▸ Written problem: Each entry below is to be transcribed exactly.
┄┄┄┄┄┄
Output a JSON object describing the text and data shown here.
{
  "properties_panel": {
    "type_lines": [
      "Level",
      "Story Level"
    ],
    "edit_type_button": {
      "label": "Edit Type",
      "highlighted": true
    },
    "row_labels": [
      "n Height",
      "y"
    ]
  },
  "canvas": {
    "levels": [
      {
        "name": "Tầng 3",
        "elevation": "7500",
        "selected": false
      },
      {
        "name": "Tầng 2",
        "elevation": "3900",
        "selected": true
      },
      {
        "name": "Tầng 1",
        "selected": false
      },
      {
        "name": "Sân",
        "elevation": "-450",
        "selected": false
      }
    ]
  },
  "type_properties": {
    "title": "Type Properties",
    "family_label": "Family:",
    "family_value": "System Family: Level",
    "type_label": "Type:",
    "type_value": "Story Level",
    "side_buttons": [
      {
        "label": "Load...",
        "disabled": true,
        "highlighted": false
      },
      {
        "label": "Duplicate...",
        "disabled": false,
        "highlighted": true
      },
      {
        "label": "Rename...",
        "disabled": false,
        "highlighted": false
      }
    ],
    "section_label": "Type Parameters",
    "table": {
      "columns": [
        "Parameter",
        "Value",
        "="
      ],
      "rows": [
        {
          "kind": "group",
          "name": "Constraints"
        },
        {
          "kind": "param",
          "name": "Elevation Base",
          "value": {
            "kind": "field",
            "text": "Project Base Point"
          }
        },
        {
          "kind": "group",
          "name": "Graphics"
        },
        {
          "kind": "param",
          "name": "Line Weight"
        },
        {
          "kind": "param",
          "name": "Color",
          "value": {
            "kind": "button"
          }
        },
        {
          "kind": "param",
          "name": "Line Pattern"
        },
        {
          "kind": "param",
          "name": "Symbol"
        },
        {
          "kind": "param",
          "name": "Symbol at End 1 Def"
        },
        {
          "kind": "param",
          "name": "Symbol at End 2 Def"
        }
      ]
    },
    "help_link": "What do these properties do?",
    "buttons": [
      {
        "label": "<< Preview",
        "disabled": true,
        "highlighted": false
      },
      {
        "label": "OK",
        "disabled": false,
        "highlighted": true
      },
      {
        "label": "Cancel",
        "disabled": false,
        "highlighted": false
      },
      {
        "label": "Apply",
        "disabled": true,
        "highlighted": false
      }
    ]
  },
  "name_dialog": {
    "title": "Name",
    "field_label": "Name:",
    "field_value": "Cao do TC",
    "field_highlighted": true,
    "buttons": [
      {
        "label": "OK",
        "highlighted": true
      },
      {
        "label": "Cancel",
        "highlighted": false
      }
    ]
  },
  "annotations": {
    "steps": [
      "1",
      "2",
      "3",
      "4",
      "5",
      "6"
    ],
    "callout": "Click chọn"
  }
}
┄┄┄┄┄┄
▸ Reply:
Output a JSON object describing the text and data shown here.
{
  "properties_panel": {
    "type_lines": [
      "Level",
      "Story Level"
    ],
    "edit_type_button": {
      "label": "Edit Type",
      "highlighted": true
    },
    "row_labels": [
      "n Height",
      "y"
    ]
  },
  "canvas": {
    "levels": [
      {
        "name": "Tầng 3",
        "elevation": "7500",
        "selected": false
      },
      {
        "name": "Tầng 2",
        "elevation": "3900",
        "selected": true
      },
      {
        "name": "Tầng 1",
        "selected": false
      },
      {
        "name": "Sân",
        "elevation": "-450",
        "selected": false
      }
    ]
  },
  "type_properties": {
    "title": "Type Properties",
    "family_label": "Family:",
    "family_value": "System Family: Level",
    "type_label": "Type:",
    "type_value": "Story Level",
    "side_buttons": [
      {
        "label": "Load...",
        "disabled": true,
        "highlighted": false
      },
      {
        "label": "Duplicate...",
        "disabled": false,
        "highlighted": true
      },
      {
        "label": "Rename...",
        "disabled": false,
        "highlighted": false
      }
    ],
    "section_label": "Type Parameters",
    "table": {
      "columns": [
        "Parameter",
        "Value",
        "="
      ],
      "rows": [
        {
          "kind": "group",
          "name": "Constraints"
        },
        {
          "kind": "param",
          "name": "Elevation Base",
          "value": {
            "kind": "field",
            "text": "Project Base Point"
          }
        },
        {
          "kind": "group",
          "name": "Graphics"
        },
        {
          "kind": "param",
          "name": "Line Weight"
        },
        {
          "kind": "param",
          "name": "Color",
          "value": {
            "kind": "button"
          }
        },
        {
          "kind": "param",
          "name": "Line Pattern"
        },
        {
          "kind": "param",
          "name": "Symbol"
        },
        {
          "kind": "param",
          "name": "Symbol at End 1 Def"
        },
        {
          "kind": "param",
          "name": "Symbol at End 2 Def"
        }
      ]
    },
    "help_link": "What do these properties do?",
    "buttons": [
      {
        "label": "<< Preview",
        "disabled": true,
        "highlighted": false
      },
      {
        "label": "OK",
        "disabled": false,
        "highlighted": true
      },
      {
        "label": "Cancel",
        "disabled": false,
        "highlighted": false
      },
      {
        "label": "Apply",
        "disabled": true,
        "highlighted": false
      }
    ]
  },
  "name_dialog": {
    "title": "Name",
    "field_label": "Name:",
    "field_value": "Cao do TC",
    "field_highlighted": true,
    "buttons": [
      {
        "label": "OK",
        "highlighted": true
      },
      {
        "label": "Cancel",
        "highlighted": false
      }
    ]
  },
  "annotations": {
    "steps": [
      "1",
      "2",
      "3",
      "4",
      "5",
      "6"
    ],
    "callout": "Click chọn"
  }
}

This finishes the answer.